* What to work on
Locate the string "voids" in the listing below. Copy every line where it is found.

[START OF Provided information]

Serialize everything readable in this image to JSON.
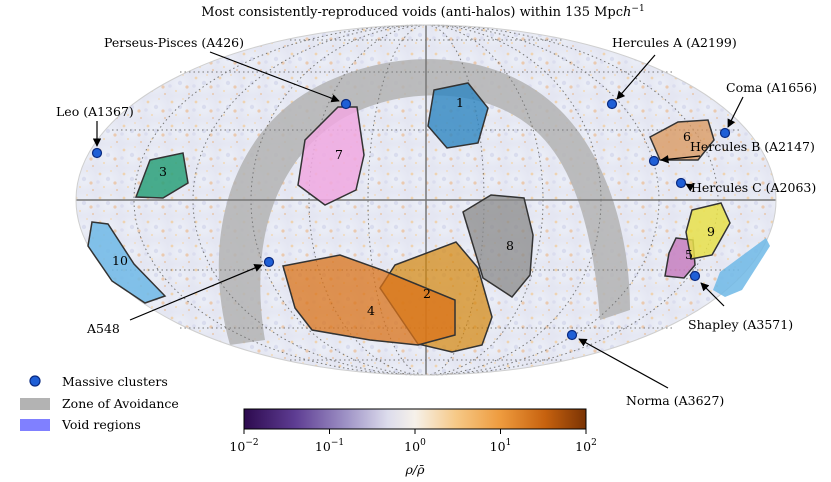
{
  "title": "Most consistently-reproduced voids (anti-halos) within 135 Mpc",
  "title_unit_suffix": "h",
  "title_unit_exp": "−1",
  "clusters": [
    {
      "id": "perseus",
      "label": "Perseus-Pisces (A426)"
    },
    {
      "id": "herculesA",
      "label": "Hercules A (A2199)"
    },
    {
      "id": "coma",
      "label": "Coma (A1656)"
    },
    {
      "id": "leo",
      "label": "Leo (A1367)"
    },
    {
      "id": "herculesB",
      "label": "Hercules B (A2147)"
    },
    {
      "id": "herculesC",
      "label": "Hercules C (A2063)"
    },
    {
      "id": "a548",
      "label": "A548"
    },
    {
      "id": "shapley",
      "label": "Shapley (A3571)"
    },
    {
      "id": "norma",
      "label": "Norma (A3627)"
    }
  ],
  "voids": [
    {
      "id": 1,
      "label": "1",
      "color": "#2e86c1"
    },
    {
      "id": 2,
      "label": "2",
      "color": "#d4860b"
    },
    {
      "id": 3,
      "label": "3",
      "color": "#2aa079"
    },
    {
      "id": 4,
      "label": "4",
      "color": "#d9731a"
    },
    {
      "id": 5,
      "label": "5",
      "color": "#c77fc0"
    },
    {
      "id": 6,
      "label": "6",
      "color": "#d9955a"
    },
    {
      "id": 7,
      "label": "7",
      "color": "#f0a8e0"
    },
    {
      "id": 8,
      "label": "8",
      "color": "#8a8a8a"
    },
    {
      "id": 9,
      "label": "9",
      "color": "#e8e04a"
    },
    {
      "id": 10,
      "label": "10",
      "color": "#6fb8e6"
    }
  ],
  "legend": {
    "clusters": "Massive clusters",
    "zoa": "Zone of Avoidance",
    "voids": "Void regions"
  },
  "colorbar": {
    "label": "ρ/ρ̄",
    "ticks": [
      "10",
      "10",
      "10",
      "10",
      "10"
    ],
    "exponents": [
      "−2",
      "−1",
      "0",
      "1",
      "2"
    ]
  },
  "colors": {
    "cluster_fill": "#1f5fd6",
    "zoa": "#b3b3b3",
    "void_legend": "#8080ff"
  }
}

[END OF Provided information]

* Solution
  "title": "Most consistently-reproduced voids (anti-halos) within 135 Mpc",
  "voids": [
    "voids": "Void regions"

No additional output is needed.